(Records excerpted from a collection)
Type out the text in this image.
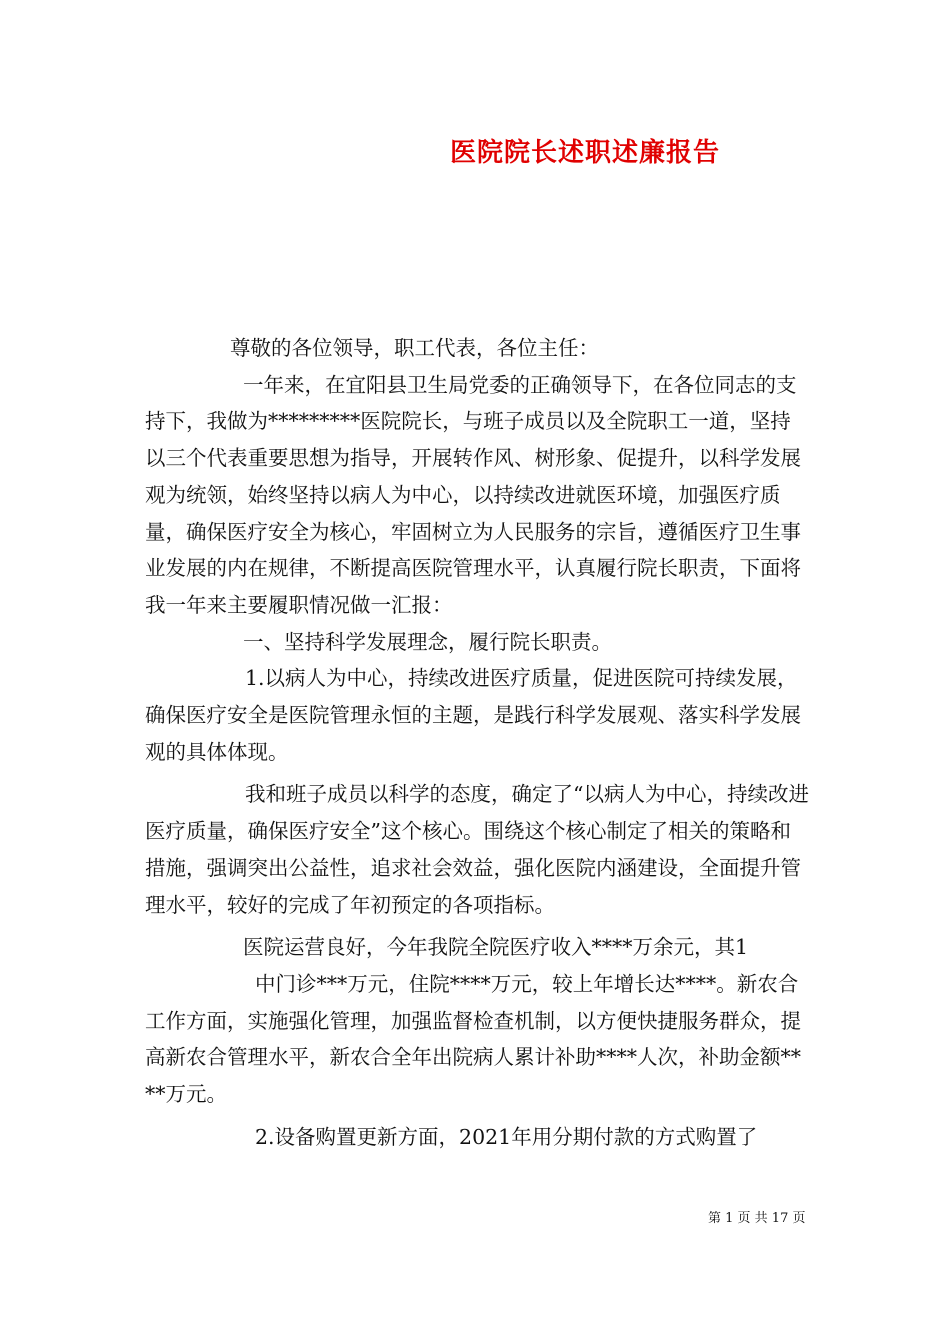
医院院长述职述廉报告

尊敬的各位领导，职工代表，各位主任：

一年来，在宜阳县卫生局党委的正确领导下，在各位同志的支持下，我做为*********医院院长，与班子成员以及全院职工一道，坚持以三个代表重要思想为指导，开展转作风、树形象、促提升，以科学发展观为统领，始终坚持以病人为中心，以持续改进就医环境，加强医疗质量，确保医疗安全为核心，牢固树立为人民服务的宗旨，遵循医疗卫生事业发展的内在规律，不断提高医院管理水平，认真履行院长职责，下面将我一年来主要履职情况做一汇报：

一、坚持科学发展理念，履行院长职责。

1.以病人为中心，持续改进医疗质量，促进医院可持续发展，确保医疗安全是医院管理永恒的主题，是践行科学发展观、落实科学发展观的具体体现。

我和班子成员以科学的态度，确定了“以病人为中心，持续改进医疗质量，确保医疗安全”这个核心。围绕这个核心制定了相关的策略和措施，强调突出公益性，追求社会效益，强化医院内涵建设，全面提升管理水平，较好的完成了年初预定的各项指标。

医院运营良好，今年我院全院医疗收入****万余元，其1

中门诊***万元，住院****万元，较上年增长达****。新农合工作方面，实施强化管理，加强监督检查机制，以方便快捷服务群众，提高新农合管理水平，新农合全年出院病人累计补助****人次，补助金额****万元。

2.设备购置更新方面，2021年用分期付款的方式购置了

第 1 页 共 17 页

_Brief_.
Restate the data above word for word. Do not include the images.

_Result below_.
Type out the text in this image.
医院院长述职述廉报告

尊敬的各位领导，职工代表，各位主任：

一年来，在宜阳县卫生局党委的正确领导下，在各位同志的支持下，我做为*********医院院长，与班子成员以及全院职工一道，坚持以三个代表重要思想为指导，开展转作风、树形象、促提升，以科学发展观为统领，始终坚持以病人为中心，以持续改进就医环境，加强医疗质量，确保医疗安全为核心，牢固树立为人民服务的宗旨，遵循医疗卫生事业发展的内在规律，不断提高医院管理水平，认真履行院长职责，下面将我一年来主要履职情况做一汇报：

一、坚持科学发展理念，履行院长职责。

1.以病人为中心，持续改进医疗质量，促进医院可持续发展，确保医疗安全是医院管理永恒的主题，是践行科学发展观、落实科学发展观的具体体现。

我和班子成员以科学的态度，确定了“以病人为中心，持续改进医疗质量，确保医疗安全”这个核心。围绕这个核心制定了相关的策略和措施，强调突出公益性，追求社会效益，强化医院内涵建设，全面提升管理水平，较好的完成了年初预定的各项指标。

医院运营良好，今年我院全院医疗收入****万余元，其1

中门诊***万元，住院****万元，较上年增长达****。新农合工作方面，实施强化管理，加强监督检查机制，以方便快捷服务群众，提高新农合管理水平，新农合全年出院病人累计补助****人次，补助金额****万元。

2.设备购置更新方面，2021年用分期付款的方式购置了

第 1 页 共 17 页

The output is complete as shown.